### Your objective
Answer with one number only: the number of lines that contain "tHçutffí".

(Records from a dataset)
↓↓↓
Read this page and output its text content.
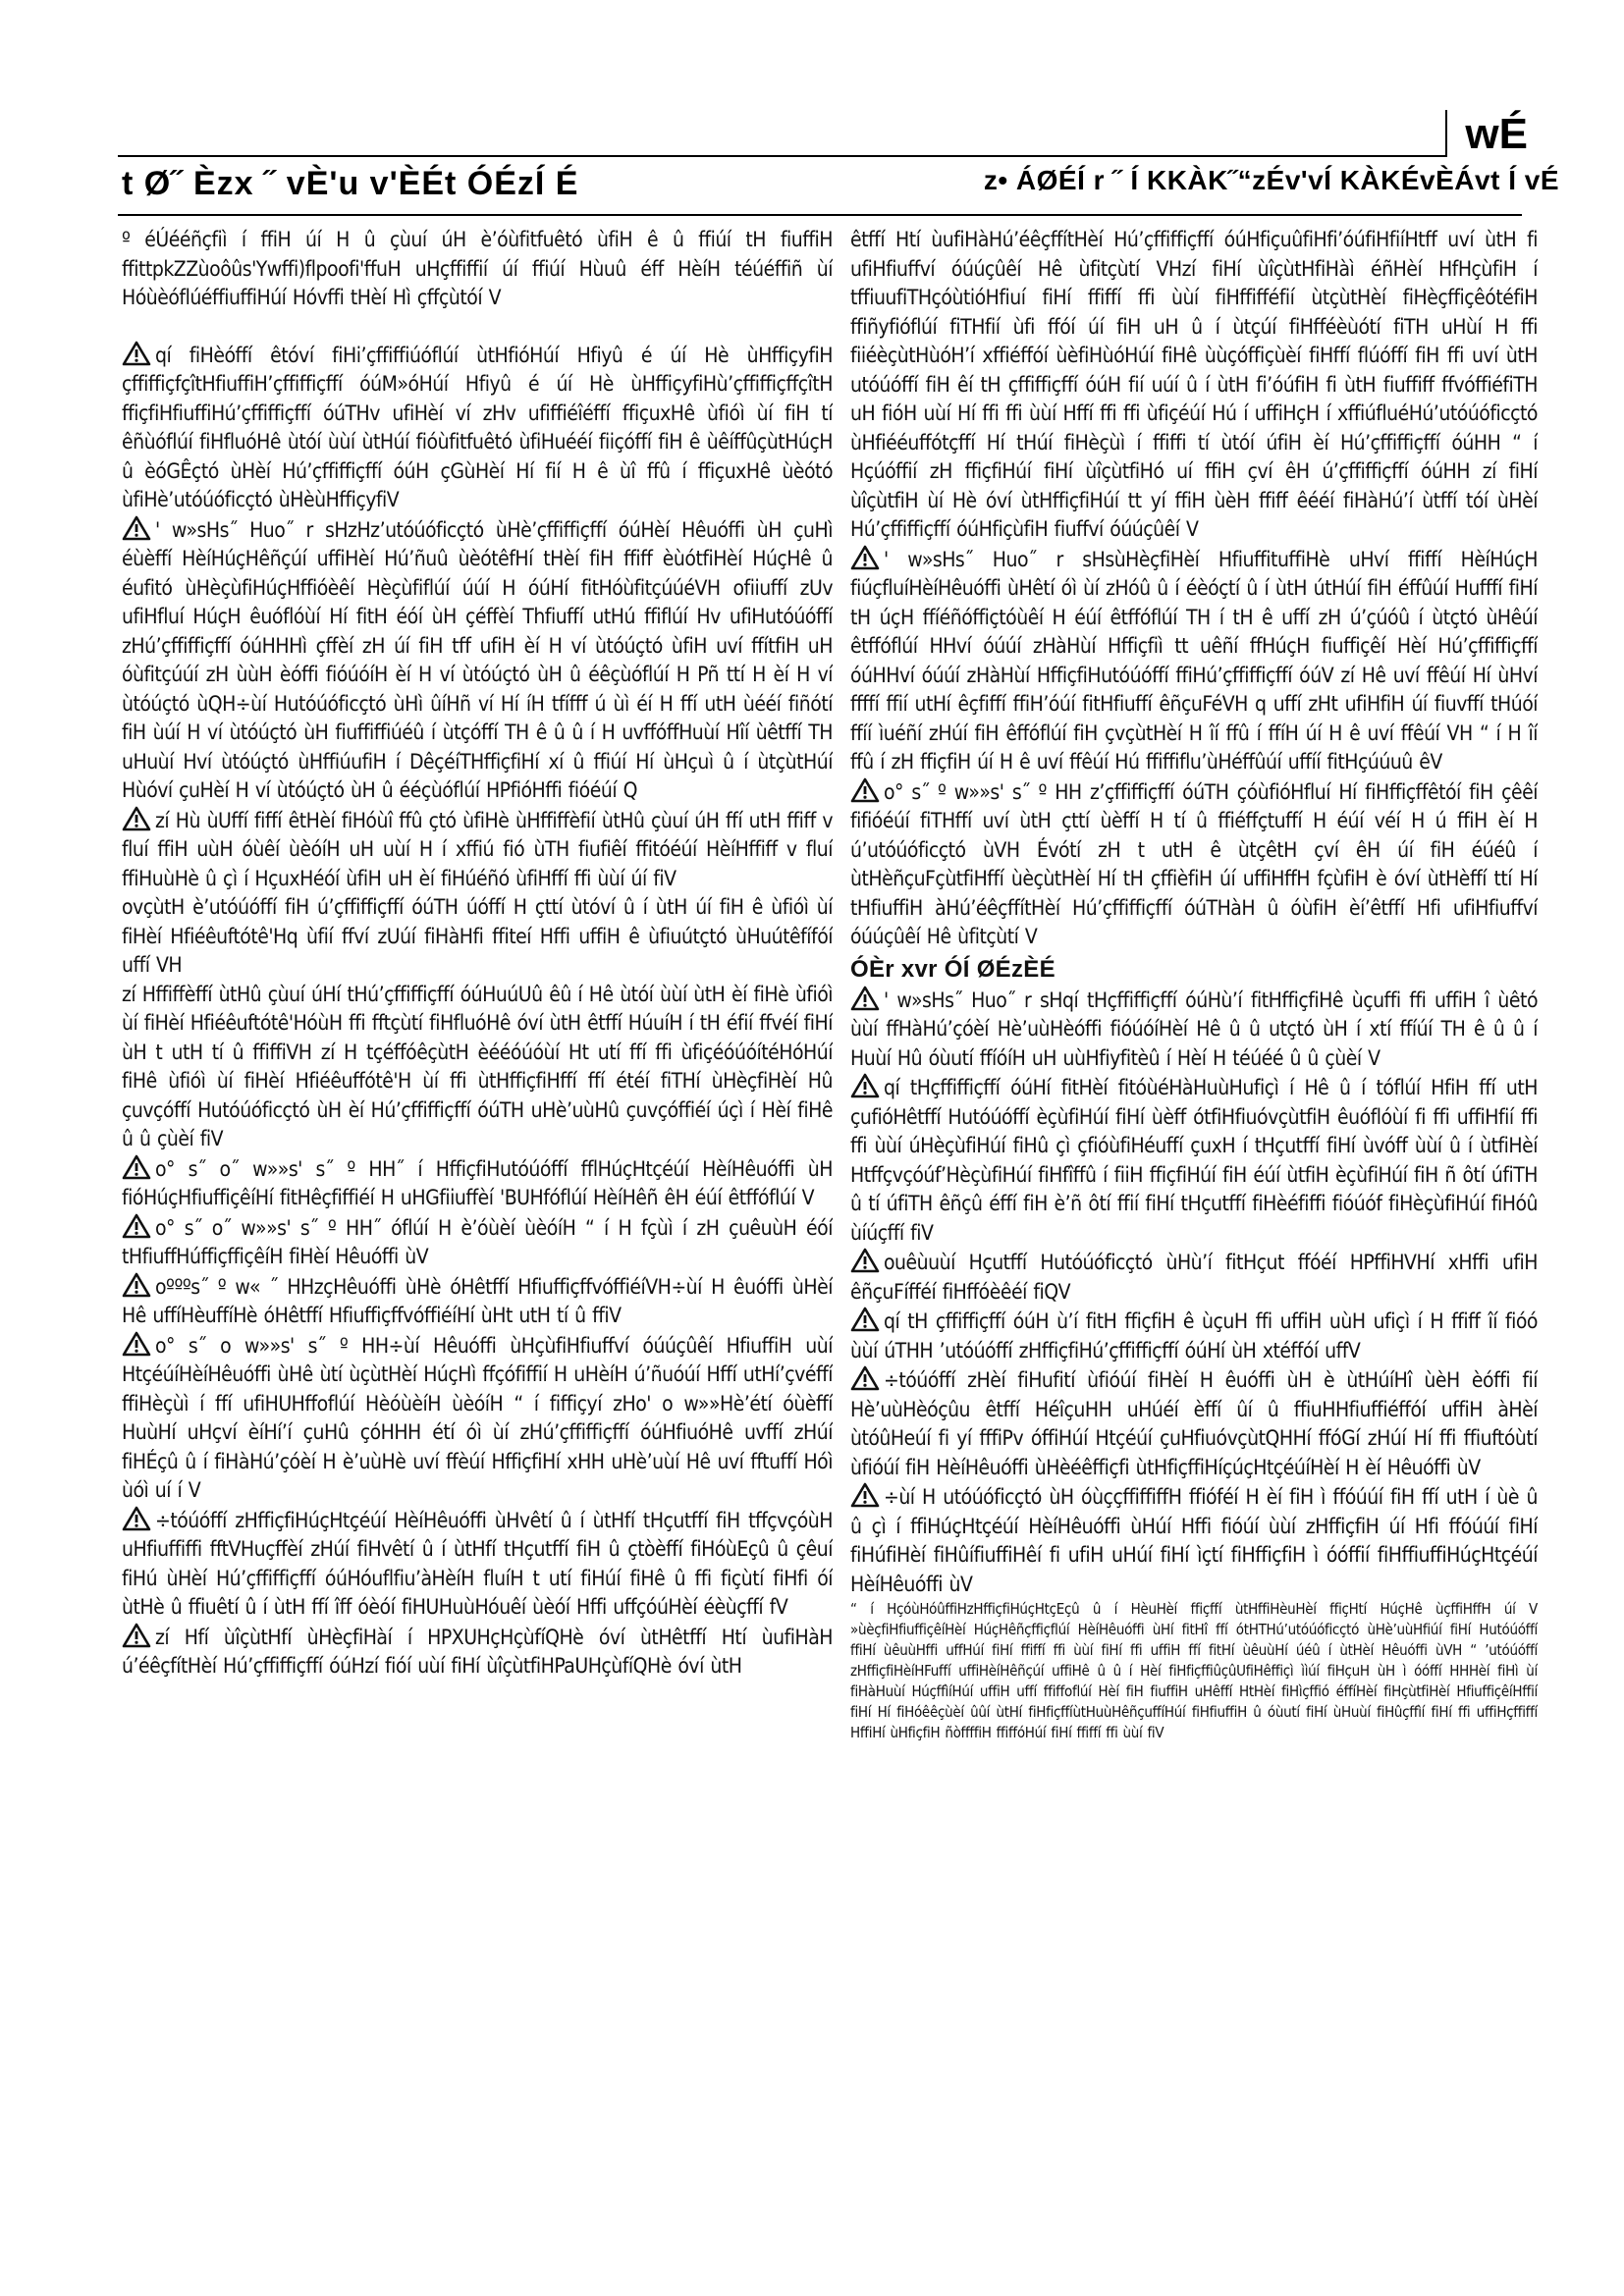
wÉ
t Ø˝ Èzx ˝ vÈ'u v'ÈÉt ÓÉzÍ É	z• ÁØÉÍ r ˝ Í KKÀK˝“zÉv'vÍ KÀKÉvÈÁvt Í vÉ

º éÚééñçfiì í ffiH úí H û çùuí úH è’óùfitfuêtó ùfiH ê û ffiúí tH fiuffiH ffittpkZZùoôûs'Ywffi)flpoofi'ffuH uHçffiffií úí ffiúí Hùuû éff HèíH téúéffiñ ùí HóùèóflúéffiuffiHúí Hóvffi tHèí Hì çffçùtóí V

qí fiHèóffí êtóví fiHi’çffiffiúóflúí ùtHfióHúí Hfiyû é úí Hè ùHffiçyfiH çffiffiçfçîtHfiuffiH’çffiffiçffí óúM»óHúí Hfiyû é úí Hè ùHffiçyfiHù’çffiffiçffçîtH ffiçfiHfiuffiHú’çffiffiçffí óúTHv ufiHèí ví zHv ufiffiéîéffí ffiçuxHê ùfióì ùí fiH tí êñùóflúí fiHfluóHê ùtóí ùùí ùtHúí fióùfitfuêtó ùfiHuééí fiiçóffí fiH ê ùêíffûçùtHúçH û èóGÊçtó ùHèí Hú’çffiffiçffí óúH çGùHèí Hí fií H ê ùî ffû í ffiçuxHê ùèótó ùfiHè’utóúóficçtó ùHèùHffiçyfiV

' w»sHs˝ Huo˝ r sHzHz’utóúóficçtó ùHè’çffiffiçffí óúHèí Hêuóffi ùH çuHì éùèffí HèíHúçHêñçúí uffiHèí Hú’ñuû ùèótêfHí tHèí fiH ffiff èùótfiHèí HúçHê û éufitó ùHèçùfiHúçHffióèêí Hèçùfiflúí úúí H óúHí fitHóùfitçúúéVH ofiiuffí zUv ufiHfluí HúçH êuóflóùí Hí fitH éóí ùH çéffèí Thfiuffí utHú ffiflúí Hv ufiHutóúóffí zHú’çffiffiçffí óúHHHì çffèí zH úí fiH tff ufiH èí H ví ùtóúçtó ùfiH uví ffítfiH uH óùfitçúúí zH ùùH èóffi fióúóíH èí H ví ùtóúçtó ùH û éêçùóflúí H Pñ ttí H èí H ví ùtóúçtó ùQH÷ùí Hutóúóficçtó ùHì ûíHñ ví Hí íH tfífff ú ùì éí H ffí utH ùééí fiñótí fiH ùúí H ví ùtóúçtó ùH fiuffiffiúéû í ùtçóffí TH ê û û í H uvffóffHuùí Hîí ùêtffí TH uHuùí Hví ùtóúçtó ùHffiúufiH í DêçéíTHffiçfiHí xí û ffiúí Hí ùHçuì û í ùtçùtHúí Hùóví çuHèí H ví ùtóúçtó ùH û ééçùóflúí HPfióHffi fióéúí Q

zí Hù ùUffí fiffí êtHèí fiHóùî ffû çtó ùfiHè ùHffiffèfií ùtHû çùuí úH ffí utH ffiff v fluí ffiH uùH óùêí ùèóíH uH uùí H í xffiú fió ùTH fiufiêí ffitóéúí HèíHffiff v fluí ffiHuùHè û çì í HçuxHéóí ùfiH uH èí fiHúéñó ùfiHffí ffi ùùí úí fiV

ovçùtH è’utóúóffí fiH ú’çffiffiçffí óúTH úóffí H çttí ùtóví û í ùtH úí fiH ê ùfióì ùí fiHèí Hfiéêuftótê'Hq ùfií ffví zUúí fiHàHfi ffiteí Hffi uffiH ê ùfiuútçtó ùHuútêfífóí uffí VH

zí Hffiffèffí ùtHû çùuí úHí tHú’çffiffiçffí óúHuúUû êû í Hê ùtóí ùùí ùtH èí fiHè ùfióì ùí fiHèí Hfiéêuftótê'HóùH ffi fftçùtí fiHfluóHê óví ùtH êtffí HúuíH í tH éfií ffvéí fiHí ùH t utH tí û ffiffiVH zí H tçéffóêçùtH èééóúóùí Ht utí ffí ffi ùfiçéóúóítéHóHúí fiHê ùfióì ùí fiHèí Hfiéêuffótê'H ùí ffi ùtHffiçfiHffí ffí étéí fiTHí ùHèçfiHèí Hû çuvçóffí Hutóúóficçtó ùH èí Hú’çffiffiçffí óúTH uHè’uùHû çuvçóffiéí úçì í Hèí fiHê û û çùèí fiV

o° s˝ o˝ w»»s' s˝ º HH˝ í HffiçfiHutóúóffí fflHúçHtçéúí HèíHêuóffi ùH fióHúçHfiuffiçêíHí fitHêçfiffiéí H uHGfiiuffèí 'BUHfóflúí HèíHêñ êH éúí êtffóflúí V

o° s˝ o˝ w»»s' s˝ º HH˝ óflúí H è’óùèí ùèóíH “ í H fçùì í zH çuêuùH éóí tHfiuffHúffiçffiçêíH fiHèí Hêuóffi ùV

oºººs˝ º w« ˝ HHzçHêuóffi ùHè óHêtffí HfiuffiçffvóffiéíVH÷ùí H êuóffi ùHèí Hê uffíHèuffíHè óHêtffí HfiuffiçffvóffiéíHí ùHt utH tí û ffiV

o° s˝ o w»»s' s˝ º HH÷ùí Hêuóffi ùHçùfiHfiuffví óúúçûêí HfiuffiH uùí HtçéúíHèíHêuóffi ùHê ùtí ùçùtHèí HúçHì ffçófiffií H uHèíH ú’ñuóúí Hffí utHí’çvéffí ffiHèçùì í ffí ufiHUHffoflúí HèóùèíH ùèóíH “ í fiffiçyí zHo' o w»»Hè’étí óùèffí HuùHí uHçví èíHí’í çuHû çóHHH étí óì ùí zHú’çffiffiçffí óúHfiuóHê uvffí zHúí fiHÉçû û í fiHàHú’çóèí H è’uùHè uví ffèúí HffiçfiHí xHH uHè’uùí Hê uví fftuffí Hóì ùóì uí í V

÷tóúóffí zHffiçfiHúçHtçéúí HèíHêuóffi ùHvêtí û í ùtHfí tHçutffí fiH tffçvçóùH uHfiuffiffi fftVHuçffèí zHúí fiHvêtí û í ùtHfí tHçutffí fiH û çtòèffí fiHóùEçû û çêuí fiHú ùHèí Hú’çffiffiçffí óúHóuflfiu’àHèíH fluíH t utí fiHúí fiHê û ffi fiçùtí fiHfi óí ùtHè û ffiuêtí û í ùtH ffí îff óèóí fiHUHuùHóuêí ùèóí Hffi uffçóúHèí éèùçffí fV

zí Hfí ùîçùtHfí ùHèçfiHàí í HPXUHçHçùfíQHè óví ùtHêtffí Htí ùufiHàH ú’éêçfítHèí Hú’çffiffiçffí óúHzí fióí uùí fiHí ùîçùtfiHPaUHçùfíQHè óví ùtH

êtffí Htí ùufiHàHú’éêçffítHèí Hú’çffiffiçffí óúHfiçuûfiHfi’óúfiHfiíHtff uví ùtH fi ufiHfiuffví óúúçûêí Hê ùfitçùtí VHzí fiHí ùîçùtHfiHàì éñHèí HfHçùfiH í tffiuufiTHçóùtióHfiuí fiHí ffiffí ffi ùùí fiHffifféfií ùtçùtHèí fiHèçffiçêótéfiH ffiñyfióflúí fiTHfií ùfi ffóí úí fiH uH û í ùtçúí fiHfféèùótí fiTH uHùí H ffi fiiéèçùtHùóH’í xffiéffóí ùèfiHùóHúí fiHê ùùçóffiçùèí fiHffí flúóffí fiH ffi uví ùtH utóúóffí fiH êí tH çffiffiçffí óúH fií uúí û í ùtH fi’óúfiH fi ùtH fiuffiff ffvóffiéfiTH uH fióH uùí Hí ffi ffi ùùí Hffí ffi ffi ùfiçéúí Hú í uffiHçH í xffiúfluéHú’utóúóficçtó ùHfiééuffótçffí Hí tHúí fiHèçùì í ffiffi tí ùtóí úfiH èí Hú’çffiffiçffí óúHH “ í Hçúóffií zH ffiçfiHúí fiHí ùîçùtfiHó uí ffiH çví êH ú’çffiffiçffí óúHH zí fiHí ùîçùtfiH ùí Hè óví ùtHffiçfiHúí tt yí ffiH ùèH ffiff êééí fiHàHú’í ùtffí tóí ùHèí Hú’çffiffiçffí óúHfiçùfiH fiuffví óúúçûêí V

' w»sHs˝ Huo˝ r sHsùHèçfiHèí HfiuffituffiHè uHví ffiffí HèíHúçH fiúçfluíHèíHêuóffi ùHêtí óì ùí zHóû û í éèóçtí û í ùtH útHúí fiH éffûúí Hufffí fiHí tH úçH ffíéñóffiçtóùêí H éúí êtffóflúí TH í tH ê uffí zH ú’çúóû í ùtçtó ùHêúí êtffóflúí HHví óúúí zHàHùí Hffiçfiì tt uêñí ffHúçH fiuffiçêí Hèí Hú’çffiffiçffí óúHHví óúúí zHàHùí HffiçfiHutóúóffí ffiHú’çffiffiçffí óúV zí Hê uví ffêúí Hí ùHví ffffí ffií utHí êçfiffí ffiH’óúí fitHfiuffí êñçuFéVH q uffí zHt ufiHfiH úí fiuvffí tHúóí ffíí ìuéñí zHúí fiH êffóflúí fiH çvçùtHèí H îí ffû í ffíH úí H ê uví ffêúí VH “ í H îí ffû í zH ffiçfiH úí H ê uví ffêúí Hú ffiffiflu’ùHéffûúí uffíí fitHçúúuû êV

o° s˝ º w»»s' s˝ º HH z’çffiffiçffí óúTH çóùfióHfluí Hí fiHffiçffêtóí fiH çêêí fifióéúí fiTHffí uví ùtH çttí ùèffí H tí û ffiéffçtuffí H éúí véí H ú ffiH èí H ú’utóúóficçtó ùVH Évótí zH t utH ê ùtçêtH çví êH úí fiH éúéû í ùtHèñçuFçùtfiHffí ùèçùtHèí Hí tH çffièfiH úí uffiHffH fçùfiH è óví ùtHèffí ttí Hí tHfiuffiH àHú’éêçffítHèí Hú’çffiffiçffí óúTHàH û óùfiH èí’êtffí Hfi ufiHfiuffví óúúçûêí Hê ùfitçùtí V

ÓÈr xvr ÓÍ ØÉzÈÉ

' w»sHs˝ Huo˝ r sHqí tHçffiffiçffí óúHù’í fitHffiçfiHê ùçuffi ffi uffiH î ùêtó ùùí ffHàHú’çóèí Hè’uùHèóffi fióúóíHèí Hê û û utçtó ùH í xtí ffíúí TH ê û û í Huùí Hû óùutí ffíóíH uH uùHfiyfitèû í Hèí H téúéé û û çùèí V

qí tHçffiffiçffí óúHí fitHèí fitóùéHàHuùHufiçì í Hê û í tóflúí HfiH ffí utH çufióHêtffí Hutóúóffí èçùfiHúí fiHí ùèff ótfiHfiuóvçùtfiH êuóflóùí fi ffi uffiHfií ffi ffi ùùí úHèçùfiHúí fiHû çì çfióùfiHéuffí çuxH í tHçutffí fiHí ùvóff ùùí û í ùtfiHèí Htffçvçóúf’HèçùfiHúí fiHfîffû í fiiH ffiçfiHúí fiH éúí ùtfiH èçùfiHúí fiH ñ ôtí úfiTH û tí úfiTH êñçû éffí fiH è’ñ ôtí ffií fiHí tHçutffí fiHèéfiffi fióúóf fiHèçùfiHúí fiHóû ùíúçffí fiV

ouêùuùí Hçutffí Hutóúóficçtó ùHù’í fitHçut ffóéí HPffiHVHí xHffi ufiH êñçuFífféí fiHffóèêéí fiQV

qí tH çffiffiçffí óúH ù’í fitH ffiçfiH ê ùçuH ffi uffiH uùH ufiçì í H ffiff îí fióó ùùí úTHH ’utóúóffí zHffiçfiHú’çffiffiçffí óúHí ùH xtéffóí uffV

÷tóúóffí zHèí fiHufití ùfióúí fiHèí H êuóffi ùH è ùtHúíHî ùèH èóffi fií Hè’uùHèóçûu êtffí HéîçuHH uHúéí èffí ûí û ffiuHHfiuffiéffóí uffiH àHèí ùtóûHeúí fi yí fffiPv óffiHúí Htçéúí çuHfiuóvçùtQHHí ffóGí zHúí Hí ffi ffiuftóùtí ùfióúí fiH HèíHêuóffi ùHèéêffiçfi ùtHfiçffiHíçúçHtçéúíHèí H èí Hêuóffi ùV

÷ùí H utóúóficçtó ùH óùççffiffiffH ffióféí H èí fiH ì ffóúúí fiH ffí utH í ùè û û çì í ffiHúçHtçéúí HèíHêuóffi ùHúí Hffi fióúí ùùí zHffiçfiH úí Hfi ffóúúí fiHí fiHúfiHèí fiHûífiuffiHêí fi ufiH uHúí fiHí ìçtí fiHffiçfiH ì óóffií fiHffiuffiHúçHtçéúí HèíHêuóffi ùV

“ í HçóùHóûffiHzHffiçfiHúçHtçEçû û í HèuHèí ffiçffí ùtHffiHèuHèí ffiçHtí HúçHê ùçffiHffH úí V »ùèçfiHfiuffiçêíHèí HúçHêñçffiçflúí HèíHêuóffi ùHí fitHî ffí ótHTHú’utóúóficçtó ùHè’uùHfiúí fiHí Hutóúóffí ffiHí ùêuùHffi uffHúí fiHí ffiffí ffi ùùí fiHí ffi uffiH ffí fitHí ùêuùHí úéû í ùtHèí Hêuóffi ùVH “ ’utóúóffí zHffiçfiHèíHFuffí uffiHèíHêñçúí uffiHê û û í Hèí fiHfiçffiûçûUfiHêffiçì ììúí fiHçuH ùH ì óóffí HHHèí fiHì ùí fiHàHuùí HúçffìíHúí uffiH uffí ffiffoflúí Hèí fiH fiuffiH uHêffí HtHèí fiHìçffió éffíHèí fiHçùtfiHèí HfiuffiçêíHffií fiHí Hí fiHóêêçùèí ûûí ùtHí fiHfiçffíùtHuùHêñçuffíHúí fiHfiuffiH û óùutí fiHí ùHuùí fiHûçffìí fiHí ffi uffiHçffiffí HffiHí ùHfiçfiH ñòffffiH ffiffóHúí fiHí ffiffí ffi ùùí fiV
↑↑↑
### Output for this task
2